### EXERCISE:
Below are some records; work out how many of their lines contain "from" and give the number only.

## begin SOURCE DATA

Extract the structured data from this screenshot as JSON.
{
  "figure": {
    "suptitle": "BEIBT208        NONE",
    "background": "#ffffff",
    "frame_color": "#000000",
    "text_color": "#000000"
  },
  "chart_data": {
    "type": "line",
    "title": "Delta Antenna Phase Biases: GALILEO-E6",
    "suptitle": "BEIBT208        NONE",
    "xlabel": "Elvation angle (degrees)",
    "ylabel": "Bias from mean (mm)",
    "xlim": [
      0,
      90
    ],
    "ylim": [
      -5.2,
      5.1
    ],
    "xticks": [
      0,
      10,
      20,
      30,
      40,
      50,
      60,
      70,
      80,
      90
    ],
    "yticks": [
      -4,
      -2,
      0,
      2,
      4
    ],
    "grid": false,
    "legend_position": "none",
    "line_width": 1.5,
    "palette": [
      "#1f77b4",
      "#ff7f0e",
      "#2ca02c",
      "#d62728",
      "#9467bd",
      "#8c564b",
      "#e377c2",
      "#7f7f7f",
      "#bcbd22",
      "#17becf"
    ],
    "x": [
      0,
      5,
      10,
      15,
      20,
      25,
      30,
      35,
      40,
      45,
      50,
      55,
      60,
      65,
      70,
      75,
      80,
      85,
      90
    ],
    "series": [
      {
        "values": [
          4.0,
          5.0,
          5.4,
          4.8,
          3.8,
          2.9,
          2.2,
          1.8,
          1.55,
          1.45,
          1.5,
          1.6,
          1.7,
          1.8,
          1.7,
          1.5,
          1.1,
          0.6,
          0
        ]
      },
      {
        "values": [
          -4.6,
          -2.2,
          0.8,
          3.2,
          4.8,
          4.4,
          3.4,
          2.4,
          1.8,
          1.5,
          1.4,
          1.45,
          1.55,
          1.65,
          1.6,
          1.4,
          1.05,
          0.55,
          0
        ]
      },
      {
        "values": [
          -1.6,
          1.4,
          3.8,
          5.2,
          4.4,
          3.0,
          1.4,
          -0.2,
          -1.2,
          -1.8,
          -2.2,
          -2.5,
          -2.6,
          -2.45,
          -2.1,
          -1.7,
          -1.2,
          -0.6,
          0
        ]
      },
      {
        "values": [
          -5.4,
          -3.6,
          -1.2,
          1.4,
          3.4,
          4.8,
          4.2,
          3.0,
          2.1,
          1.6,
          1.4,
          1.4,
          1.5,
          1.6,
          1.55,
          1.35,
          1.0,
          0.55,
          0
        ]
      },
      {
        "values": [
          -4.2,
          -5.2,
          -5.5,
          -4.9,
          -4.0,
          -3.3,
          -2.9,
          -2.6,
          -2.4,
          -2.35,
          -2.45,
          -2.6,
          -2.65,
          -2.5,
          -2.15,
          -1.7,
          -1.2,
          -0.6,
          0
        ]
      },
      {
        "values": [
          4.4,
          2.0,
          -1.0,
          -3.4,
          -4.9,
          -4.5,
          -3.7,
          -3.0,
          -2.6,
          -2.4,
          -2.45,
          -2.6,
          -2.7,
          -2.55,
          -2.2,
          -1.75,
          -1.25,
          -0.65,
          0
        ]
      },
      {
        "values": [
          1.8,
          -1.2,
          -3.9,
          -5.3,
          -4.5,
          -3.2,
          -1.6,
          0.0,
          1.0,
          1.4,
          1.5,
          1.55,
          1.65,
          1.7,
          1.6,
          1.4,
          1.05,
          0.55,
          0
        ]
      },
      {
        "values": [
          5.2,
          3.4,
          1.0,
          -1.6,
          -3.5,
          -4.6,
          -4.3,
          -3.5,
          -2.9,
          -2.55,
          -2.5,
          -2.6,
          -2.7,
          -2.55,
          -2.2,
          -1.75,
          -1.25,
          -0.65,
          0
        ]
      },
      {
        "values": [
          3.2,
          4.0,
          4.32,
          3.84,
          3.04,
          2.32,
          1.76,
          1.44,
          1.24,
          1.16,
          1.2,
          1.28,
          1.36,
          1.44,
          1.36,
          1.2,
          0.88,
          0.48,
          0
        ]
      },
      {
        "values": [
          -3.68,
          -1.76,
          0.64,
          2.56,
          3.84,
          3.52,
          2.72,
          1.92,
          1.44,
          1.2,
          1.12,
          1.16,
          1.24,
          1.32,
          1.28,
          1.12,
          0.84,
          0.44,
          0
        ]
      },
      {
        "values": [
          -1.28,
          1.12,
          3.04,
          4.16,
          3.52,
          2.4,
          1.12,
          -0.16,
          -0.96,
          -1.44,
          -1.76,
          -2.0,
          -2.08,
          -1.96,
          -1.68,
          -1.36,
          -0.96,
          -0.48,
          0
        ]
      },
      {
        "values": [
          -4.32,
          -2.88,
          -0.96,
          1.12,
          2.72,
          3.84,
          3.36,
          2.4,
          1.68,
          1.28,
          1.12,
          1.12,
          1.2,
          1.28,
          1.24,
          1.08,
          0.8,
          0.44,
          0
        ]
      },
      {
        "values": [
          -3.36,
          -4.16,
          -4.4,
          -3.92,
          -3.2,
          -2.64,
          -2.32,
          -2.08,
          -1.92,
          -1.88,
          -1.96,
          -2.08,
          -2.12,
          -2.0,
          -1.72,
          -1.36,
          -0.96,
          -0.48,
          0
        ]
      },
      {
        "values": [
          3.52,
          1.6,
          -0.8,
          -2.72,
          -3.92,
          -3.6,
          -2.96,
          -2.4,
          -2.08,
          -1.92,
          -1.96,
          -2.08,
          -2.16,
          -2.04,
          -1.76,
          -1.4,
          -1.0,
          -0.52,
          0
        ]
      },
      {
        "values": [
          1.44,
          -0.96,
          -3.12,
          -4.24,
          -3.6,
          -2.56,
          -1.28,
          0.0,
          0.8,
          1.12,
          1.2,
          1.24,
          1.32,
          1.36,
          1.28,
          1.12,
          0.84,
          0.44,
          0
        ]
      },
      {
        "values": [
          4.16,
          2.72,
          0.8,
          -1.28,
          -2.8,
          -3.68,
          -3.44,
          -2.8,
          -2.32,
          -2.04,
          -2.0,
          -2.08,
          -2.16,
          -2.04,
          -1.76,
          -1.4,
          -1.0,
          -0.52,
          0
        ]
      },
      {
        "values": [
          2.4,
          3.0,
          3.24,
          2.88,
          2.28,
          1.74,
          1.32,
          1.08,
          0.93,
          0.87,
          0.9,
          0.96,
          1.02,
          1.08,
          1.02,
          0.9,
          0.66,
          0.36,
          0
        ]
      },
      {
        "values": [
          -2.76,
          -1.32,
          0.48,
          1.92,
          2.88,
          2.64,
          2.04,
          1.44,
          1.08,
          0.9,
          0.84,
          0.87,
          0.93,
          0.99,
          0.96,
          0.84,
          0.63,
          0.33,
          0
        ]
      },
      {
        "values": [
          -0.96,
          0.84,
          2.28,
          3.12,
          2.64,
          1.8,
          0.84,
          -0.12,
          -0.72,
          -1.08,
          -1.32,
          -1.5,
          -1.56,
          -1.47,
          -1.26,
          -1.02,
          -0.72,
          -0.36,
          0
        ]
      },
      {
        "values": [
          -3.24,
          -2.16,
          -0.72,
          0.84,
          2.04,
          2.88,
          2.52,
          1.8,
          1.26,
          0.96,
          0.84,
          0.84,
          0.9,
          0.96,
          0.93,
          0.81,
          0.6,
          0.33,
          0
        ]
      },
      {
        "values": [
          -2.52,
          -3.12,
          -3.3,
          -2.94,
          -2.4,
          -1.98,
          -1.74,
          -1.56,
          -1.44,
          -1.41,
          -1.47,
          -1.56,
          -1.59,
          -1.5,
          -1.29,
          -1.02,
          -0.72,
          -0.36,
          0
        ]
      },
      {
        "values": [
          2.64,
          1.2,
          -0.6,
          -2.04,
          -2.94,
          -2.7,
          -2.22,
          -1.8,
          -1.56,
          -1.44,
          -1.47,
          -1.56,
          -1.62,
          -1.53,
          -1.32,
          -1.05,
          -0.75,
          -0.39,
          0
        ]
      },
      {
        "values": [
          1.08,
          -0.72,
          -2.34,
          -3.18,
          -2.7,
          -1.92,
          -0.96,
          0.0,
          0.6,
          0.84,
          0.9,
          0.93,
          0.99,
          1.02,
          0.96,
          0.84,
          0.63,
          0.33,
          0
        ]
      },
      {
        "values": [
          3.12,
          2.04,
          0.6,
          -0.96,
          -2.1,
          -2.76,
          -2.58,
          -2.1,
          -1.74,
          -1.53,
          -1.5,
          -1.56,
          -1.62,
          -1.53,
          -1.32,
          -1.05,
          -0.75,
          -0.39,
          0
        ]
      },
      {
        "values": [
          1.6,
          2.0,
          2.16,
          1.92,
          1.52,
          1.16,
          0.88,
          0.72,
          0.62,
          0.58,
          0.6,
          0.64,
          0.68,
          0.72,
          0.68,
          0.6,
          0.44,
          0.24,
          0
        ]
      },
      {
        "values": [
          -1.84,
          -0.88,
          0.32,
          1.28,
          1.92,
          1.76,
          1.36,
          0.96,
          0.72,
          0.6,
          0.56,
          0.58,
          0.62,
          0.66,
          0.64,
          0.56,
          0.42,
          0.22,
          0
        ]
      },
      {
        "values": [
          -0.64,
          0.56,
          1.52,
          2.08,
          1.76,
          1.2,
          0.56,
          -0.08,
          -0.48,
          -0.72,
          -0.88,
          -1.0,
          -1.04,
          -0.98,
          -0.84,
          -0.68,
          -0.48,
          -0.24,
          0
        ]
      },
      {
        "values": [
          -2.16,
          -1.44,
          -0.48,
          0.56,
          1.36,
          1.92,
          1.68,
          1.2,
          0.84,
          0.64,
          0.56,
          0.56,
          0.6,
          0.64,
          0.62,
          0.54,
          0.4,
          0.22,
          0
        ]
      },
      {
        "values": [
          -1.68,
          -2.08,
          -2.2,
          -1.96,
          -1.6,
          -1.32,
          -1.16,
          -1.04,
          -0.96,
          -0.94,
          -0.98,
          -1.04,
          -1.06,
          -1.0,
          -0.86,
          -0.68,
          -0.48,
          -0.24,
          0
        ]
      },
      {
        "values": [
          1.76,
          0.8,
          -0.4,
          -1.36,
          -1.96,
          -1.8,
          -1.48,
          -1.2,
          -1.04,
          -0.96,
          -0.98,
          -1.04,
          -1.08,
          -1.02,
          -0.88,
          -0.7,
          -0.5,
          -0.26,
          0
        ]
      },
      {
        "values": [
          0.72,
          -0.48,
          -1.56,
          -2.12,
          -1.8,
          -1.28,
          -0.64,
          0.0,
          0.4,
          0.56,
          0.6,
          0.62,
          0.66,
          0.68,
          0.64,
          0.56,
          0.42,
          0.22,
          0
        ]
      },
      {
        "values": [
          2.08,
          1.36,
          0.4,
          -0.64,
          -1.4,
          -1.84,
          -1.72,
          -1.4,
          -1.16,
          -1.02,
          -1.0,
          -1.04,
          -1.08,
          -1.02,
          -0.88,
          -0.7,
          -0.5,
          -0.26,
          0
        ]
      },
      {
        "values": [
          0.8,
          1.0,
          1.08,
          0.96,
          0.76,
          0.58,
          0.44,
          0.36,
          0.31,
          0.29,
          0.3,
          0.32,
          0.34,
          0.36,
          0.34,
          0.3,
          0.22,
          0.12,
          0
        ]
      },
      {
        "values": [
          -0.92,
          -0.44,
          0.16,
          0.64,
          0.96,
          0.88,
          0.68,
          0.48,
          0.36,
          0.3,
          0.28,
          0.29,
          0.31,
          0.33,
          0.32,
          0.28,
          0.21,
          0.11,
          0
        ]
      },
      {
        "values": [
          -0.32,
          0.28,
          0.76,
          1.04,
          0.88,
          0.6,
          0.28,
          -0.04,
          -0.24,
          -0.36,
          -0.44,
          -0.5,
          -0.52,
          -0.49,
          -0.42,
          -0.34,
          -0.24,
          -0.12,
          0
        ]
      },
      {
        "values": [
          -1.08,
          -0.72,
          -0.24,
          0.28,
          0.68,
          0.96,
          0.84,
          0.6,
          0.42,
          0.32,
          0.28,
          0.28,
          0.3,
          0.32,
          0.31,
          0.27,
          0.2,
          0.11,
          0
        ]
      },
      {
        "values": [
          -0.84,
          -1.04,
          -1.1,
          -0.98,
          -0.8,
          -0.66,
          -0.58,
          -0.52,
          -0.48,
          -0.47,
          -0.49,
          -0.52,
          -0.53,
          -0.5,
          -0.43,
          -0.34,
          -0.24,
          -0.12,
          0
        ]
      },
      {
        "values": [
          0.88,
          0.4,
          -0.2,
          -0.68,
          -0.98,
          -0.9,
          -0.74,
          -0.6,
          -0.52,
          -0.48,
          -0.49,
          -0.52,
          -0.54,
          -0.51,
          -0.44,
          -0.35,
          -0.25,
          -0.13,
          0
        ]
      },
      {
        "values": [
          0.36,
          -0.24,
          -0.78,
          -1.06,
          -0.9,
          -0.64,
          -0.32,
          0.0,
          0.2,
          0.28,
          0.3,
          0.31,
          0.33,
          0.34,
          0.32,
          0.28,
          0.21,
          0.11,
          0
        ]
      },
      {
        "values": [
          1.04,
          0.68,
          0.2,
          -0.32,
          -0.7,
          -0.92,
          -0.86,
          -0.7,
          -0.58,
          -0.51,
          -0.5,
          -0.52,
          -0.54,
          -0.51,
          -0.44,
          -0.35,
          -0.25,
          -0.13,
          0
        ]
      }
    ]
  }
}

## end SOURCE DATA

### WRITTEN RESPONSE:
2